Brief.
Reproduce the passage of the RAG evaluation text that opens with the words containing "When should we" and closes with "a single score.", renaming "golden dataset" to "reference dataset" throughout.

# Start of Source excerpt

When should we start RAG evaluation?

Week one of the project, before you tune prompts or swap models. Eval is how you know a change helped.

How large should a golden dataset be?

Start with 50–200 questions covering citations, refusals, and escalations—not just final answers.

What metrics matter most for RAG?

Citation precision, answer faithfulness, refusal rate, and p95 latency—track all four, not a single score.

Eval-driven development for RAG features

The fastest way to ship a RAG feature your customers don't trust is to ship it without an eval harness. We've now run six production RAG projects and the pattern is the same every time:

The first prototype demos beautifully on cherry-picked questions
A real user asks a real question and gets a confidently wrong answer
The team starts tweaking prompts, and starts shipping silent regressions

Why do RAG features fail in production?

Demos optimize for the happy path. Production optimizes for edge cases—ambiguous questions, stale documents, and users who trust confident tone more than citations. Without eval, every "fix" is a guess.

# End of Source excerpt
# Start of Available data

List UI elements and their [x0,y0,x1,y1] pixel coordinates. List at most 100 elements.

# End of Available data

Task result.
When should we start RAG evaluation?

Week one of the project, before you tune prompts or swap models. Eval is how you know a change helped.

How large should a reference dataset be?

Start with 50–200 questions covering citations, refusals, and escalations—not just final answers.

What metrics matter most for RAG?

Citation precision, answer faithfulness, refusal rate, and p95 latency—track all four, not a single score.